What to produce ->
Collect all lines from the listing that include the string "flux".

--- BEGIN Data ---

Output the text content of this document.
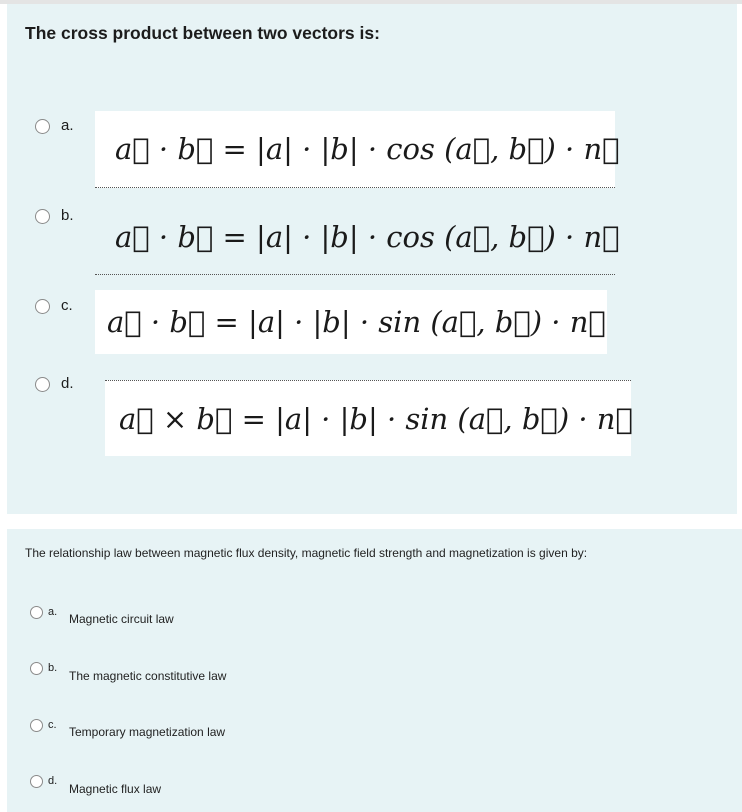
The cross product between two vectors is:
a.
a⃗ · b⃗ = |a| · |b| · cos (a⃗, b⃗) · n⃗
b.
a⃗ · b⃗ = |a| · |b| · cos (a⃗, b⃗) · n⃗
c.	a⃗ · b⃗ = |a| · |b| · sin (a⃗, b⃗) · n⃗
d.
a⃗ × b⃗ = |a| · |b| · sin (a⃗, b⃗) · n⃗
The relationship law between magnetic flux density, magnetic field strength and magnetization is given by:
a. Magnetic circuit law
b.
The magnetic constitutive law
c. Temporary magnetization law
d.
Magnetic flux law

--- END Data ---

Solved exercise ->
The relationship law between magnetic flux density, magnetic field strength and magnetization is given by:
Magnetic flux law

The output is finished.